#### Records for the task:
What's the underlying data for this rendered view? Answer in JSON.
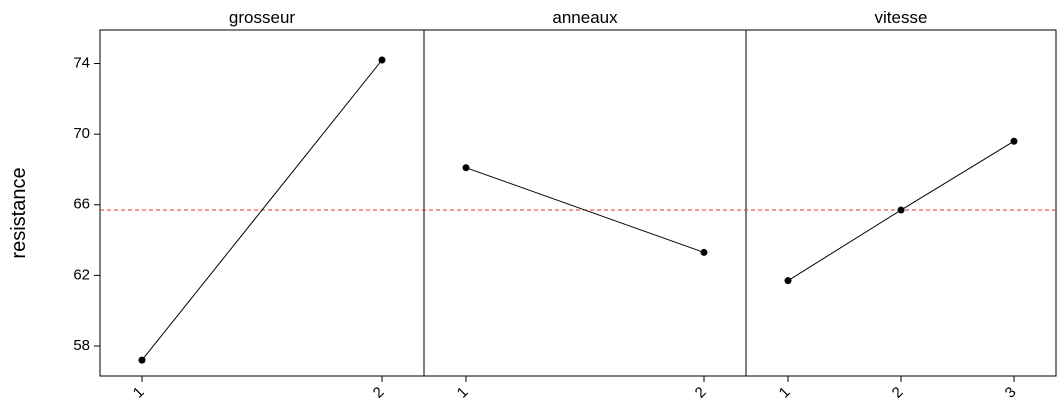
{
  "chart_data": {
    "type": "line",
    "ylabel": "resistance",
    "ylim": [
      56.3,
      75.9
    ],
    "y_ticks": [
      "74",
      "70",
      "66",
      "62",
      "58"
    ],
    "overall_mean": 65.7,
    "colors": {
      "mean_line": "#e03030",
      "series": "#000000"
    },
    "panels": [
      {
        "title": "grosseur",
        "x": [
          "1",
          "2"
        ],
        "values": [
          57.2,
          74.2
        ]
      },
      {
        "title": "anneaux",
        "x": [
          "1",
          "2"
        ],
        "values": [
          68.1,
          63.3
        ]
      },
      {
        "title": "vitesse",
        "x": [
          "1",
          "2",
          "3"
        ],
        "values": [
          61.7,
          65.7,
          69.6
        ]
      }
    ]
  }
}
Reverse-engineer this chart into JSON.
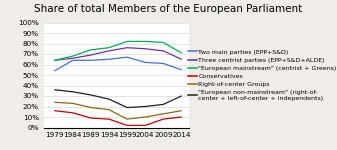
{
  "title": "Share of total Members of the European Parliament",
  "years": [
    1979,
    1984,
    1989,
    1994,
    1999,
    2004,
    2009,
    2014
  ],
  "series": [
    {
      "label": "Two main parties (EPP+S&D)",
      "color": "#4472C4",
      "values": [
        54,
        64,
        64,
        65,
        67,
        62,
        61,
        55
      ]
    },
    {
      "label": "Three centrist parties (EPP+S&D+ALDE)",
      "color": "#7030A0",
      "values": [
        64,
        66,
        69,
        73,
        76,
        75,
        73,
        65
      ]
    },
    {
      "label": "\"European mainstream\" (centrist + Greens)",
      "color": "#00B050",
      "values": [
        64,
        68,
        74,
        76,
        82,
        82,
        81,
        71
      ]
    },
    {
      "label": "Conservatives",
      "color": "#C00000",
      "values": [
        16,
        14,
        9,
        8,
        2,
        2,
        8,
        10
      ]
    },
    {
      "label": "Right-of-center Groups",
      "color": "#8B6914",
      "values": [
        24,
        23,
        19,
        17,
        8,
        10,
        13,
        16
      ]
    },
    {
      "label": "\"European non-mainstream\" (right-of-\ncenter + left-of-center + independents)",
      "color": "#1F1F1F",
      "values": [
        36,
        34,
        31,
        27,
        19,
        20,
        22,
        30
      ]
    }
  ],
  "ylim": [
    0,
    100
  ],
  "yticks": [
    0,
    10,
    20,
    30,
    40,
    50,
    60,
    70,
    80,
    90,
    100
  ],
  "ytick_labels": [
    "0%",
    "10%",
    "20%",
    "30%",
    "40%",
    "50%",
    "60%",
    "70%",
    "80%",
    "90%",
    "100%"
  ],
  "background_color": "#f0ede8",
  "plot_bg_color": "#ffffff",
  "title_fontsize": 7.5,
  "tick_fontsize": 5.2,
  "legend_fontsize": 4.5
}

#### Written problem:
Write the records above out again exactly, with no pictures in your copy.

#### The solution:
What's the underlying data for this rendered view? Answer in JSON.
{
  "chart_data": {
    "type": "line",
    "ylabel": "resistance",
    "ylim": [
      56.3,
      75.9
    ],
    "y_ticks": [
      "74",
      "70",
      "66",
      "62",
      "58"
    ],
    "overall_mean": 65.7,
    "colors": {
      "mean_line": "#e03030",
      "series": "#000000"
    },
    "panels": [
      {
        "title": "grosseur",
        "x": [
          "1",
          "2"
        ],
        "values": [
          57.2,
          74.2
        ]
      },
      {
        "title": "anneaux",
        "x": [
          "1",
          "2"
        ],
        "values": [
          68.1,
          63.3
        ]
      },
      {
        "title": "vitesse",
        "x": [
          "1",
          "2",
          "3"
        ],
        "values": [
          61.7,
          65.7,
          69.6
        ]
      }
    ]
  }
}
Reverse-engineer this chart into JSON.
{
  "title": "Share of total Members of the European Parliament",
  "years": [
    1979,
    1984,
    1989,
    1994,
    1999,
    2004,
    2009,
    2014
  ],
  "series": [
    {
      "label": "Two main parties (EPP+S&D)",
      "color": "#4472C4",
      "values": [
        54,
        64,
        64,
        65,
        67,
        62,
        61,
        55
      ]
    },
    {
      "label": "Three centrist parties (EPP+S&D+ALDE)",
      "color": "#7030A0",
      "values": [
        64,
        66,
        69,
        73,
        76,
        75,
        73,
        65
      ]
    },
    {
      "label": "\"European mainstream\" (centrist + Greens)",
      "color": "#00B050",
      "values": [
        64,
        68,
        74,
        76,
        82,
        82,
        81,
        71
      ]
    },
    {
      "label": "Conservatives",
      "color": "#C00000",
      "values": [
        16,
        14,
        9,
        8,
        2,
        2,
        8,
        10
      ]
    },
    {
      "label": "Right-of-center Groups",
      "color": "#8B6914",
      "values": [
        24,
        23,
        19,
        17,
        8,
        10,
        13,
        16
      ]
    },
    {
      "label": "\"European non-mainstream\" (right-of-\ncenter + left-of-center + independents)",
      "color": "#1F1F1F",
      "values": [
        36,
        34,
        31,
        27,
        19,
        20,
        22,
        30
      ]
    }
  ],
  "ylim": [
    0,
    100
  ],
  "yticks": [
    0,
    10,
    20,
    30,
    40,
    50,
    60,
    70,
    80,
    90,
    100
  ],
  "ytick_labels": [
    "0%",
    "10%",
    "20%",
    "30%",
    "40%",
    "50%",
    "60%",
    "70%",
    "80%",
    "90%",
    "100%"
  ],
  "background_color": "#f0ede8",
  "plot_bg_color": "#ffffff",
  "title_fontsize": 7.5,
  "tick_fontsize": 5.2,
  "legend_fontsize": 4.5
}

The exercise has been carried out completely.